_Excerpt to read_
Posted by under Opinions on 17 June 2007

Western governments support families with babies - without any moral strings. High levels of welfare support for children, and child and maternal health, and generous parental leave - for fathers and mothers. High rates of female workforce participation and gender income equality.

LOOKING at the experience of some Western countries, you might think single mums deserve support as they are contributing to the effort of producing more babies for a greying nation.

A rather sneering commentary in the International Herald Tribune last month by Philip Bowring, for example, suggests how Asians can solve their problem of falling birth rates.

We should, he advised, look West. Western Governments support families with babies - without any moral strings.

'There is a dumb arrogance in East Asia's approach,' he argued. We spend our money on unnecessary infrastructure and squirrel it away as savings, when we should instead, be spending it on social subsidies to jack up our 'abysmal fertility rates'.

In Europe, there is a baby boom, with the highest rates being in Scandinavian countries. France has rates which are close to replacement levels, and Britain and Holland are not far behind.

'The most obvious features of these countries, the Nordic ones in particular, are very high levels of welfare support for children, and child and maternal health, and generous parental leave - for fathers and mothers,' he wrote.

These countries also have very high rates of female workforce participation and gender income equality.


What he does not mention, of course, is the corresponding high tax rates to fund such welfare.

'Finally, and most shocking to the Asian values brigade, all these countries have high rates of births outside wedlock, even though abortion is readily available,' he said.

But is Singapore ready for such radical thinking?

Last week, Minister Mentor Lee Kuan Yew said that while the West was encouraging single parents to boost birth rates, Singapore was not ready for that.

He told reporters, while travelling in Tatarstan, Russia, that by educating women and giving them a fair chance at top jobs, Singapore had inadvertently created the issue of capable women staying single, and not having children.

With Asian men generally shunning women who make more money or who have higher career positions than themselves, 'our best educated, intelligent women ended up not getting married'.

It is probably true that the 'values brigade' in Singapore is not ready for policies that promote the proliferation of single mums.

But I wonder if we can take a more liberal approach with helping families in general. This includes everyone with kids - single parents and low-income families in particular.

_Entries_
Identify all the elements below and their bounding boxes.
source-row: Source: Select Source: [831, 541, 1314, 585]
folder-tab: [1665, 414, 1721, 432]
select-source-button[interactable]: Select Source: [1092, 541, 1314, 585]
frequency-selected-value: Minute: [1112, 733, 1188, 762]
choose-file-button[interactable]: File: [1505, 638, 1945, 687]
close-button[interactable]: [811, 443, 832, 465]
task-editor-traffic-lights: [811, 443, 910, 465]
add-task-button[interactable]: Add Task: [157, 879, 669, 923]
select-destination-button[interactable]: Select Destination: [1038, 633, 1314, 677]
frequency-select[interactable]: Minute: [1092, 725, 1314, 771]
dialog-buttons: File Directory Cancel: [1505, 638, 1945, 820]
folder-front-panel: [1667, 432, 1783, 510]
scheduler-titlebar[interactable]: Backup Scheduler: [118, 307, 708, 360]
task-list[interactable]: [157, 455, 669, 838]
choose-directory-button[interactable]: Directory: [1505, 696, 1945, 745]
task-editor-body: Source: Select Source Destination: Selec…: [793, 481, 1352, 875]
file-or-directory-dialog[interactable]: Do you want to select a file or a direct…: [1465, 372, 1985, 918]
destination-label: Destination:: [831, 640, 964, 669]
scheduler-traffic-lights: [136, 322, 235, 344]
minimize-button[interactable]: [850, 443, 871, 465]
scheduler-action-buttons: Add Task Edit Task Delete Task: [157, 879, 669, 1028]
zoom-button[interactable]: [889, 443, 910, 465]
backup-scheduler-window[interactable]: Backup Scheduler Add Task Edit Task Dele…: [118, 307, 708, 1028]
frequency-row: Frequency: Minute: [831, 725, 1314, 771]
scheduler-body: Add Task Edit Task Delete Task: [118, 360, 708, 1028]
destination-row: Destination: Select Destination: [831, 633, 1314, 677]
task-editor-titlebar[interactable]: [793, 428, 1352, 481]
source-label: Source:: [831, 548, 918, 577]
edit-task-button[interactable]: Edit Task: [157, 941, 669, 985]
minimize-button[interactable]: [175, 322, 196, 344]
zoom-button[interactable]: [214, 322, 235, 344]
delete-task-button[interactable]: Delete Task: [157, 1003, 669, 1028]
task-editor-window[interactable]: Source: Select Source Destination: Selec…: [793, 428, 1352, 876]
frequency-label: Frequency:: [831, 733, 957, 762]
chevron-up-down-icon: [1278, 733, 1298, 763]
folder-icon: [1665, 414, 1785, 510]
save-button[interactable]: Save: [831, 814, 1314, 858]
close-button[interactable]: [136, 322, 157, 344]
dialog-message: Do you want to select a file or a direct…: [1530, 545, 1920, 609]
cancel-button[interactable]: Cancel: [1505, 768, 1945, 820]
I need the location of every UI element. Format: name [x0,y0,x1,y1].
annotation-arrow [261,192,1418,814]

_Work instructions_
(1) In the opinion piece on birth rates, where in Europe are birth rates said to be highest?
(2) Please reproduce the records word for word, beginning with their first line and going on through the line that contains "frequency-select[interactable]: Minute: [1092, 725, 1314, 771]".

_Task-by-task answers_
(1) In the Scandinavian countries.

(2)
Identify all the elements below and their bounding boxes.
source-row: Source: Select Source: [831, 541, 1314, 585]
folder-tab: [1665, 414, 1721, 432]
select-source-button[interactable]: Select Source: [1092, 541, 1314, 585]
frequency-selected-value: Minute: [1112, 733, 1188, 762]
choose-file-button[interactable]: File: [1505, 638, 1945, 687]
close-button[interactable]: [811, 443, 832, 465]
task-editor-traffic-lights: [811, 443, 910, 465]
add-task-button[interactable]: Add Task: [157, 879, 669, 923]
select-destination-button[interactable]: Select Destination: [1038, 633, 1314, 677]
frequency-select[interactable]: Minute: [1092, 725, 1314, 771]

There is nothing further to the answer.